## begin

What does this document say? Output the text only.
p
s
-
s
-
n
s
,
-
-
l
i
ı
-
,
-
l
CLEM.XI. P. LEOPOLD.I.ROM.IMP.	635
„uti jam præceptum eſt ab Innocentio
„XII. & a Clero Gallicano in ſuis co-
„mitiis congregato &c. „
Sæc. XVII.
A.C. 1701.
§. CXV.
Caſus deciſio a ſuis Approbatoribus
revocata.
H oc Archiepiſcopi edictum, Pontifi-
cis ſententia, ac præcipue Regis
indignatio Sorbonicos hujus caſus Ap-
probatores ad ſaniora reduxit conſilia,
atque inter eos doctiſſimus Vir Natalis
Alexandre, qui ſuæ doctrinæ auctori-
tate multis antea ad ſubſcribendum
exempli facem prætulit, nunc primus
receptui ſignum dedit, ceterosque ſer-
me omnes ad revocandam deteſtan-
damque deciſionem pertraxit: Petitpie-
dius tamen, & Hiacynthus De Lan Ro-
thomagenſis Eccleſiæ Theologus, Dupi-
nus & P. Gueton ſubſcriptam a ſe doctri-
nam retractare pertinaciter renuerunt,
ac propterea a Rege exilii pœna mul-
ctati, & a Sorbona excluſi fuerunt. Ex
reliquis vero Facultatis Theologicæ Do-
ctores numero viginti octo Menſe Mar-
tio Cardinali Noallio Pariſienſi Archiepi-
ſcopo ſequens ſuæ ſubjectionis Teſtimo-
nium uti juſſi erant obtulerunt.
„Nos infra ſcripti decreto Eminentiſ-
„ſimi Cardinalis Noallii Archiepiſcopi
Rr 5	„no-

## end
## begin

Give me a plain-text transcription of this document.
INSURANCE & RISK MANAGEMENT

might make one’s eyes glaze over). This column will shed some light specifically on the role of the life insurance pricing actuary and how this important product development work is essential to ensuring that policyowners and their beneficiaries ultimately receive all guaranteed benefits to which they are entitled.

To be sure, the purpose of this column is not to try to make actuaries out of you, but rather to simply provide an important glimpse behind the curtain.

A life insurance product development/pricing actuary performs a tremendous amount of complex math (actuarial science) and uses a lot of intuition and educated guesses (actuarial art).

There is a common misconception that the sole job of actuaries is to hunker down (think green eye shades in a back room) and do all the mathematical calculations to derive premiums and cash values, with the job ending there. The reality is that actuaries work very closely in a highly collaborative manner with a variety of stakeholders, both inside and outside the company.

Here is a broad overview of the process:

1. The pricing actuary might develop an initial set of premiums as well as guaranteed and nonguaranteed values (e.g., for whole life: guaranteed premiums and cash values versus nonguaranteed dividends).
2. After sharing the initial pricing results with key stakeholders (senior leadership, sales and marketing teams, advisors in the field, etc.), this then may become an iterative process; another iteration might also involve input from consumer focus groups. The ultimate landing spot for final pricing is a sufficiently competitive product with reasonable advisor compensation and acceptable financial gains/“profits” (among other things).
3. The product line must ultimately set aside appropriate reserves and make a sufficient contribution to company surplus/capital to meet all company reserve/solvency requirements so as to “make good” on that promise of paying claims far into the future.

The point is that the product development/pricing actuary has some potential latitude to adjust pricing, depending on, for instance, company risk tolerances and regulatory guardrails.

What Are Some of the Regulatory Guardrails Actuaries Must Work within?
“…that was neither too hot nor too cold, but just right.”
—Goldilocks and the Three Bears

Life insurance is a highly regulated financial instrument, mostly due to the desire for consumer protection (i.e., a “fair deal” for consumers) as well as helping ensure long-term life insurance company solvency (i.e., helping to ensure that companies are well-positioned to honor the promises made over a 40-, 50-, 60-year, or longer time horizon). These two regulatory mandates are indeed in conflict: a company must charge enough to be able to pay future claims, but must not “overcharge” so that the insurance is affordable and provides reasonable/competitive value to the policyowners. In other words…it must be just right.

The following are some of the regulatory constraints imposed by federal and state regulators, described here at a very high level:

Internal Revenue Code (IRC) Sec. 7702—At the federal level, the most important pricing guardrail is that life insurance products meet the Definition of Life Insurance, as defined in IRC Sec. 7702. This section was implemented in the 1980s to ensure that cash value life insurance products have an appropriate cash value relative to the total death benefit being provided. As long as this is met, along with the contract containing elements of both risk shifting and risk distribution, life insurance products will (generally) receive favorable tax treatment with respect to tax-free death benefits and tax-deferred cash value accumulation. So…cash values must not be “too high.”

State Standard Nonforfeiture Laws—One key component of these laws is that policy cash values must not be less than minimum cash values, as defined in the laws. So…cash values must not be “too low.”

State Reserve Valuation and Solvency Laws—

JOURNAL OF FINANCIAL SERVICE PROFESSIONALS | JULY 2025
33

## end
## begin

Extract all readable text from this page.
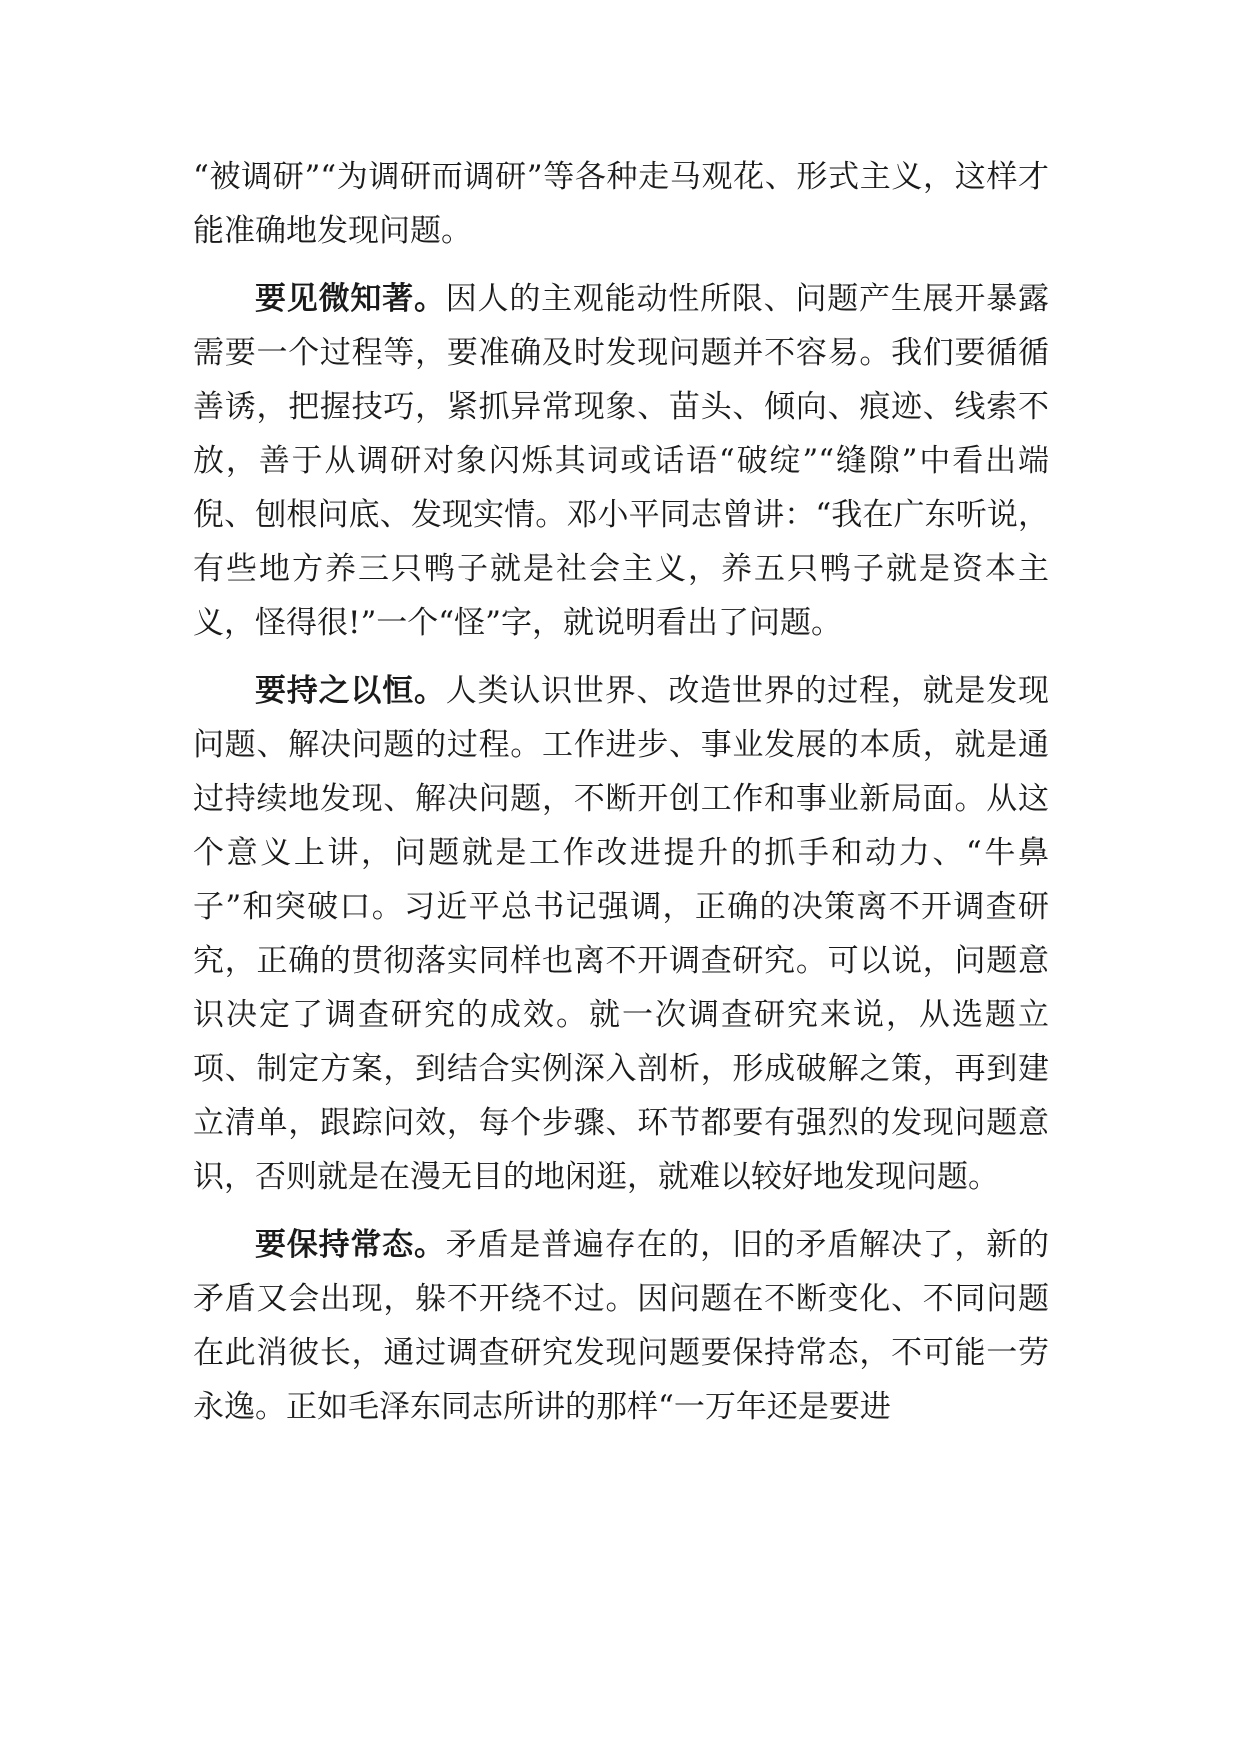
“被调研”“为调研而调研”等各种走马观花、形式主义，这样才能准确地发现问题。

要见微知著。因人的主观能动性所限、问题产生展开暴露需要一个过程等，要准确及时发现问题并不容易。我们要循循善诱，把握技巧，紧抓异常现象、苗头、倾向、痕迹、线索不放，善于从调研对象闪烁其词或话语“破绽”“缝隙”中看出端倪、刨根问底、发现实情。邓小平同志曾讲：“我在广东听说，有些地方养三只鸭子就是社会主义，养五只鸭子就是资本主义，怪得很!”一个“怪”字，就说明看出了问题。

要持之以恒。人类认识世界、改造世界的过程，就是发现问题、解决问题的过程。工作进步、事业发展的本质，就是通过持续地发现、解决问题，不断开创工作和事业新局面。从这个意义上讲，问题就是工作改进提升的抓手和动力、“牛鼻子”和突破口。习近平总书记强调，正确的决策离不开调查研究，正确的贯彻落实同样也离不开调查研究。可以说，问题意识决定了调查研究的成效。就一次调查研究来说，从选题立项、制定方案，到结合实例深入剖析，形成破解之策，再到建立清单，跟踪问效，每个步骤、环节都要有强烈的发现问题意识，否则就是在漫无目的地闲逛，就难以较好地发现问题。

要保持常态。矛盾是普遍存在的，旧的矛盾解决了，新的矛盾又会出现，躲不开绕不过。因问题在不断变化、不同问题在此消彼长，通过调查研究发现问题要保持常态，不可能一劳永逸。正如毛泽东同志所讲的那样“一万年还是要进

## end

### PROBLEM STATEMENT
Write out every line of the preceding listing that contains "Laws".

### EXERCISE RESPONSE
State Standard Nonforfeiture Laws—One key component of these laws is that policy cash values must not be less than minimum cash values, as defined in the laws. So…cash values must not be “too low.”
State Reserve Valuation and Solvency Laws—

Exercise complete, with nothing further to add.